(Figure content listings)
^^^^

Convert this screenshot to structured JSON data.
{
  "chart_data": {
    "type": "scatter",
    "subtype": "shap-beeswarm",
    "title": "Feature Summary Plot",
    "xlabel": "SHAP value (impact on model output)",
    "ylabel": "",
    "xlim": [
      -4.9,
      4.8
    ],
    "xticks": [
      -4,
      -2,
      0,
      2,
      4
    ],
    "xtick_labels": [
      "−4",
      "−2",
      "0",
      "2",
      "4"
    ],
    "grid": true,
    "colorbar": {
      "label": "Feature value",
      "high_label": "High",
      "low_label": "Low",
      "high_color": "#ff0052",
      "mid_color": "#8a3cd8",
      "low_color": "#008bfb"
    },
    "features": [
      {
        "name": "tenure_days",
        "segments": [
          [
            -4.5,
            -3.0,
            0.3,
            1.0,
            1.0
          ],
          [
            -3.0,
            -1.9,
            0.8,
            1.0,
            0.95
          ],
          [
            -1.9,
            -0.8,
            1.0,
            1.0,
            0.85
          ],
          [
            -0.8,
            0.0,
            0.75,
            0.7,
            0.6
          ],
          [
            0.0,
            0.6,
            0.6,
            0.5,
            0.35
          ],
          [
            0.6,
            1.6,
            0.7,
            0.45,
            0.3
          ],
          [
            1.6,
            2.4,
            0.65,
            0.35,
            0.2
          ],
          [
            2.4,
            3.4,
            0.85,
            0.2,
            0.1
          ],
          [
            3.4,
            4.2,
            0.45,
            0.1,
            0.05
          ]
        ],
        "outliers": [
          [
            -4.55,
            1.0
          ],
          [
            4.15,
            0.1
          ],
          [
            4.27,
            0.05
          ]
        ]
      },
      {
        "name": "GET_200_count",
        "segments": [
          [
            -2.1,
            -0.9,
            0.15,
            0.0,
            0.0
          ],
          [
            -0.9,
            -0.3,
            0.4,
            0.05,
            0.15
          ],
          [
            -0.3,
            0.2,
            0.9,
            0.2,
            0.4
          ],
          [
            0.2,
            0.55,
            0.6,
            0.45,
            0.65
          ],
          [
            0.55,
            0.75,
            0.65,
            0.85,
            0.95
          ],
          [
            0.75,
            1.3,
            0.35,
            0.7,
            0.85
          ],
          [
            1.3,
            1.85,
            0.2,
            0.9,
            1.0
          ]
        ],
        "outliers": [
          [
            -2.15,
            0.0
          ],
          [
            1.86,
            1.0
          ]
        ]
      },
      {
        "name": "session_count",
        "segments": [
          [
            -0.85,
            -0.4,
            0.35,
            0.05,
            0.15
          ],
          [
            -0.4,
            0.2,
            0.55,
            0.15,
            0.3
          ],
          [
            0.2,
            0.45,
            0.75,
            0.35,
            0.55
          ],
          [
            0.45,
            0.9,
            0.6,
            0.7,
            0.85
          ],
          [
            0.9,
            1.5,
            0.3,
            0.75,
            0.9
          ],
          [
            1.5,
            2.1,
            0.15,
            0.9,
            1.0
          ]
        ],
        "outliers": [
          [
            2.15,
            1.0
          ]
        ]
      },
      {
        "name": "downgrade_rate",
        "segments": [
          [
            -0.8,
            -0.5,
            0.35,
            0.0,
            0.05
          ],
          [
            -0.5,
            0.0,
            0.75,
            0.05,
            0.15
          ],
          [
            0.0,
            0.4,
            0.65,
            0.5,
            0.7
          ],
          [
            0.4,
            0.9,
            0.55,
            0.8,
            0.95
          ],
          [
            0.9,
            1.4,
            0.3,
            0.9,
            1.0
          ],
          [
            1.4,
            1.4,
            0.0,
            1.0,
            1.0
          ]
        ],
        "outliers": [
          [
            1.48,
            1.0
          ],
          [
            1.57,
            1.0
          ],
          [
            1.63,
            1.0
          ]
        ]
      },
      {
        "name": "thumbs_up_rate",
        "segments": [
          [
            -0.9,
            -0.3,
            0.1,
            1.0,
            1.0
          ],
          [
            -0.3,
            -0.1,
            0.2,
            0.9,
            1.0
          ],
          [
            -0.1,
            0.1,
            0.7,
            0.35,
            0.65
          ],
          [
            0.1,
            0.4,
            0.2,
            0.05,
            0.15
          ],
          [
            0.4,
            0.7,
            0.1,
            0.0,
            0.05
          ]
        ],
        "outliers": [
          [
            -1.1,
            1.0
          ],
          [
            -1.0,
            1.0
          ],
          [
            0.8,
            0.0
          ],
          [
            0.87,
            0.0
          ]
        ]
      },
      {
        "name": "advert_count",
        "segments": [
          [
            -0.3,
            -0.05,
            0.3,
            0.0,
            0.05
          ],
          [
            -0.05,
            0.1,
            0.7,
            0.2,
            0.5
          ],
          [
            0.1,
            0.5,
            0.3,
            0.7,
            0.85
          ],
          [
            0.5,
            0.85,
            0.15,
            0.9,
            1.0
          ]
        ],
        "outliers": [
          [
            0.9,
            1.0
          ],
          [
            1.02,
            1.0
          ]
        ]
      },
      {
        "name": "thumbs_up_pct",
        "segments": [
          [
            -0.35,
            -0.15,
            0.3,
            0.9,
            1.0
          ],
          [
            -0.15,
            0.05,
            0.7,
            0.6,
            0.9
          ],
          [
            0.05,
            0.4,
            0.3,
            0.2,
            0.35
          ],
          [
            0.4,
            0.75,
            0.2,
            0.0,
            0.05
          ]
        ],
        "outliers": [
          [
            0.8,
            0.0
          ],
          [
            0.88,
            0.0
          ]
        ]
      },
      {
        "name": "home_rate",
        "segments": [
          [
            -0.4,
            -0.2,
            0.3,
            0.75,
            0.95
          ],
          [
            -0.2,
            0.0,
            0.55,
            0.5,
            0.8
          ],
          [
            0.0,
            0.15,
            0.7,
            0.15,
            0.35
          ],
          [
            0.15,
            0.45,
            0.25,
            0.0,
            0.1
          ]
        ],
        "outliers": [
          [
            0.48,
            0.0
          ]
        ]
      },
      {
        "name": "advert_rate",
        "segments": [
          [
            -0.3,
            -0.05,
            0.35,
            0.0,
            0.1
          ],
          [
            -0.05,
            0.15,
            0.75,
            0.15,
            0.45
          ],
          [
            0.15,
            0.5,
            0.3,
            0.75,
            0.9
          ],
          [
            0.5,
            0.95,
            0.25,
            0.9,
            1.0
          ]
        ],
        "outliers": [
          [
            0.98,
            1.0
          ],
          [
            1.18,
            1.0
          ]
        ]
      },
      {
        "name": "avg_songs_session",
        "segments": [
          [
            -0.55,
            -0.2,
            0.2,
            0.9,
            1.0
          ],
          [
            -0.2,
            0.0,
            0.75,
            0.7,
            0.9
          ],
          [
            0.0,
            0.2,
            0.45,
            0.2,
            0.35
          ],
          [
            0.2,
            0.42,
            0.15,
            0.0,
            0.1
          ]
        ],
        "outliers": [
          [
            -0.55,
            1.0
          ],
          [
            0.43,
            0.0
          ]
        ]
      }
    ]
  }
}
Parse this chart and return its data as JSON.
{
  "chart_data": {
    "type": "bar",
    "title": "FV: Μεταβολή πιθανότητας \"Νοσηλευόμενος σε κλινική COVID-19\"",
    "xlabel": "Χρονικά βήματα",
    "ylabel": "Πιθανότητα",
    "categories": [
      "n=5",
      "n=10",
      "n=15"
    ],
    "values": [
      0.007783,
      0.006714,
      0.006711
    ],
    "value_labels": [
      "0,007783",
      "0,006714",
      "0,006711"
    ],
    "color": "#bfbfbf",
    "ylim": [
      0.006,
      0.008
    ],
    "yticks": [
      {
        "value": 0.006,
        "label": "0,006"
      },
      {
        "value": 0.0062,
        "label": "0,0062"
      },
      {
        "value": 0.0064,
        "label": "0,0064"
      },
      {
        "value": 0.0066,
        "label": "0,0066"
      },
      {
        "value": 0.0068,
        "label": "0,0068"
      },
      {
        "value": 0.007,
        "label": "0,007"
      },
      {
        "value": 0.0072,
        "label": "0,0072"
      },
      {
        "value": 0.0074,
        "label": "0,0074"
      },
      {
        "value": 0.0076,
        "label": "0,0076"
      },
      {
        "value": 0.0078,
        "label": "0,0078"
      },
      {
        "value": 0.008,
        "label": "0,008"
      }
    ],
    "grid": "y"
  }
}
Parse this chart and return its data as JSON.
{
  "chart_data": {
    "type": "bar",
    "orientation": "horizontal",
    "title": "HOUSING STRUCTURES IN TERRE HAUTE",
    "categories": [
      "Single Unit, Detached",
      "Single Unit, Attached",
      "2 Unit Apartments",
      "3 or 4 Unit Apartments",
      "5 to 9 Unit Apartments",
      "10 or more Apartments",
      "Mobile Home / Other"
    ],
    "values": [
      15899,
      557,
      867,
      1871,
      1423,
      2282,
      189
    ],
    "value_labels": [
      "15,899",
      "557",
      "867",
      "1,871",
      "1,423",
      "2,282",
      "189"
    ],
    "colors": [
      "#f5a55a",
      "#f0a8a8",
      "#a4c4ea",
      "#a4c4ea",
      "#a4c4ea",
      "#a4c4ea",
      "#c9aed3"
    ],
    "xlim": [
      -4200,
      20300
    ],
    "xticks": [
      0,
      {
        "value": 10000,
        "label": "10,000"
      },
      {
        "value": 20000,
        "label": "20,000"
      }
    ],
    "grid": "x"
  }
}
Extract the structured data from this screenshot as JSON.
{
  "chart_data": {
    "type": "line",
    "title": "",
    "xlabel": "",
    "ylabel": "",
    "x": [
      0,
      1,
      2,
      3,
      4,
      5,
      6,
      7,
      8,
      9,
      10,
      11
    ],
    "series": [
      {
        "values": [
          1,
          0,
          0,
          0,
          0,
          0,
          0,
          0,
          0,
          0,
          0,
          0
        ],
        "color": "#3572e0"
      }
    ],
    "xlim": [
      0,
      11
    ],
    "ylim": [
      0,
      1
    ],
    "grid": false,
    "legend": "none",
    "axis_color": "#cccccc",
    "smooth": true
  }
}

^^^^

**GOAL OF THE EXERCISE:** Return the lines beginning at the one that contains "Extract the structured" and continuing through the last line of the data, exactly as they stand and without any others.

**RIGHT ANSWER:**
Extract the structured data from this screenshot as JSON.
{
  "chart_data": {
    "type": "line",
    "title": "",
    "xlabel": "",
    "ylabel": "",
    "x": [
      0,
      1,
      2,
      3,
      4,
      5,
      6,
      7,
      8,
      9,
      10,
      11
    ],
    "series": [
      {
        "values": [
          1,
          0,
          0,
          0,
          0,
          0,
          0,
          0,
          0,
          0,
          0,
          0
        ],
        "color": "#3572e0"
      }
    ],
    "xlim": [
      0,
      11
    ],
    "ylim": [
      0,
      1
    ],
    "grid": false,
    "legend": "none",
    "axis_color": "#cccccc",
    "smooth": true
  }
}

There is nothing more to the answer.